Given exercise:
Copy every line from the records below that holds the word "использовать".

━━━━━━━━━━━━━━━━━━━━━━━━━━━━━━

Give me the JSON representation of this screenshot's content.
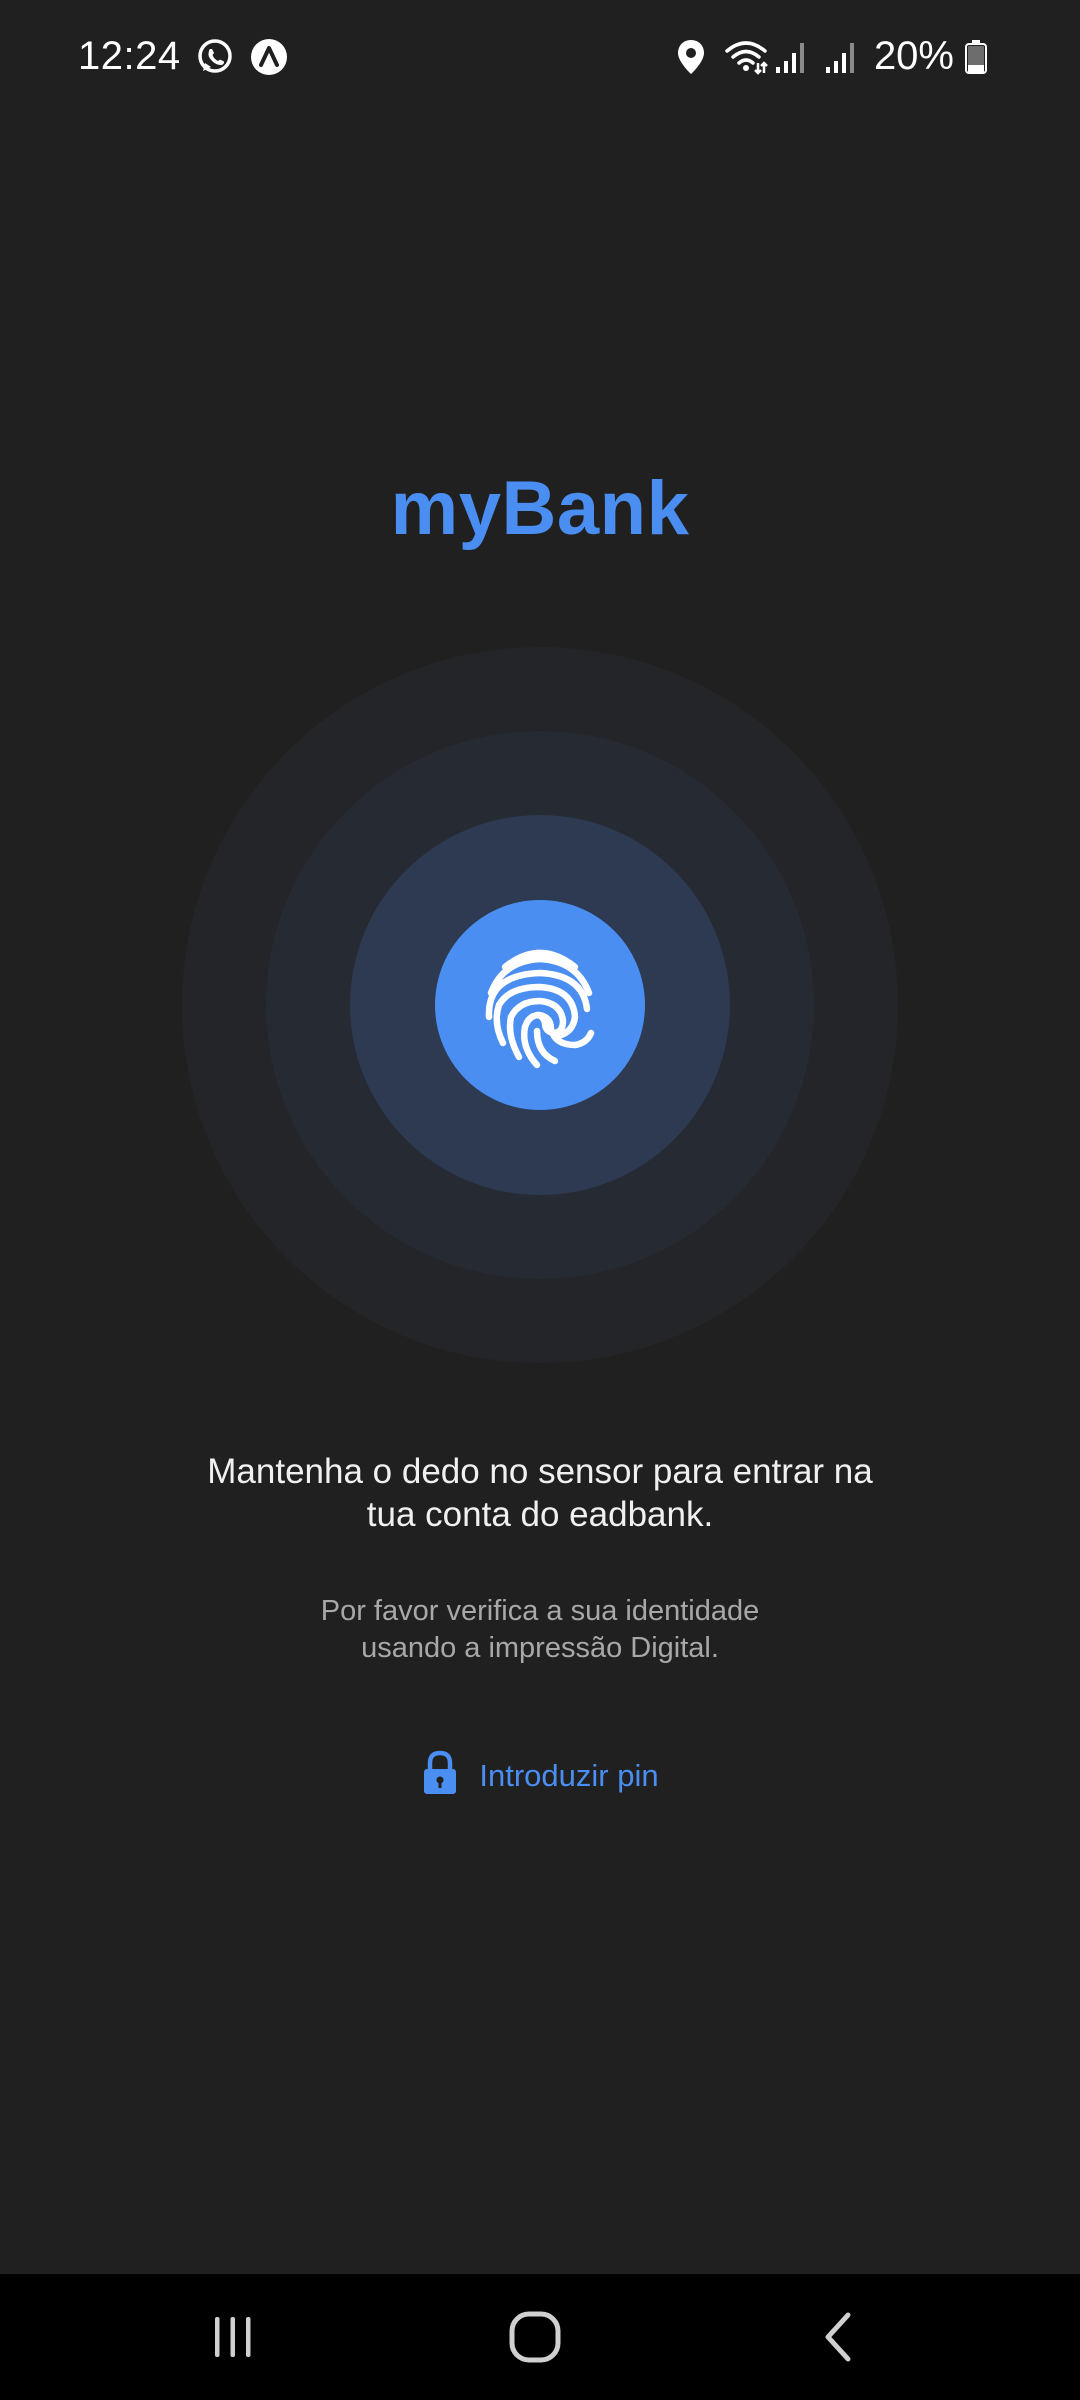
{
  "status_bar": {
    "time": "12:24",
    "battery": "20%",
    "left_icons": [
      "whatsapp-icon",
      "app-notification-icon"
    ],
    "right_icons": [
      "location-icon",
      "wifi-icon",
      "signal-icon",
      "signal-icon",
      "battery-icon"
    ]
  },
  "app": {
    "title": "myBank"
  },
  "fingerprint": {
    "icon": "fingerprint-icon",
    "accent_color": "#4a8ef2"
  },
  "instruction": {
    "line1": "Mantenha o dedo no sensor para entrar na",
    "line2": "tua conta do eadbank."
  },
  "subtitle": {
    "line1": "Por favor verifica a sua identidade",
    "line2": "usando a impressão Digital."
  },
  "pin_link": {
    "icon": "lock-icon",
    "label": "Introduzir pin"
  },
  "nav_bar": {
    "buttons": [
      "recents-button",
      "home-button",
      "back-button"
    ]
  }
}
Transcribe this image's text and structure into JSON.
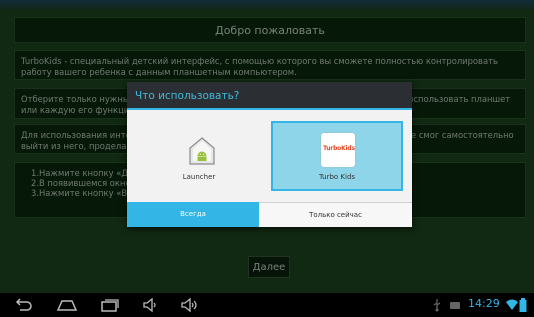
{
  "welcome": {
    "title": "Добро пожаловать",
    "p1": "TurboKids - специальный детский интерфейс, с помощью которого вы сможете полностью контролировать работу вашего ребенка с данным планшетным компьютером.",
    "p2_left": "Отберите только нужные",
    "p2_left2": "или каждую его функци",
    "p2_right": "использовать планшет",
    "p3_left": "Для использования инте",
    "p3_left2": "выйти из него, проделай",
    "p3_right": "е смог самостоятельно",
    "steps": [
      "1.Нажмите кнопку «Да",
      "2.В появившемся окне",
      "3.Нажмите кнопку «Во"
    ],
    "next_label": "Далее"
  },
  "dialog": {
    "title": "Что использовать?",
    "options": [
      {
        "label": "Launcher",
        "icon": "launcher-home-icon"
      },
      {
        "label": "Turbo Kids",
        "icon": "turbo-kids-icon",
        "icon_text": "TurboKids",
        "selected": true
      }
    ],
    "always_label": "Всегда",
    "once_label": "Только сейчас"
  },
  "status": {
    "time": "14:29"
  },
  "colors": {
    "accent": "#33b5e5",
    "selected_bg": "#8fd5ea",
    "panel_bg": "#0b2f12",
    "app_bg": "#1f4a22"
  }
}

━━━━━━━━━━━━━━━━━━━━━━━━━━━━━━

Output for this task:
    "p2_right": "использовать планшет",
    "title": "Что использовать?",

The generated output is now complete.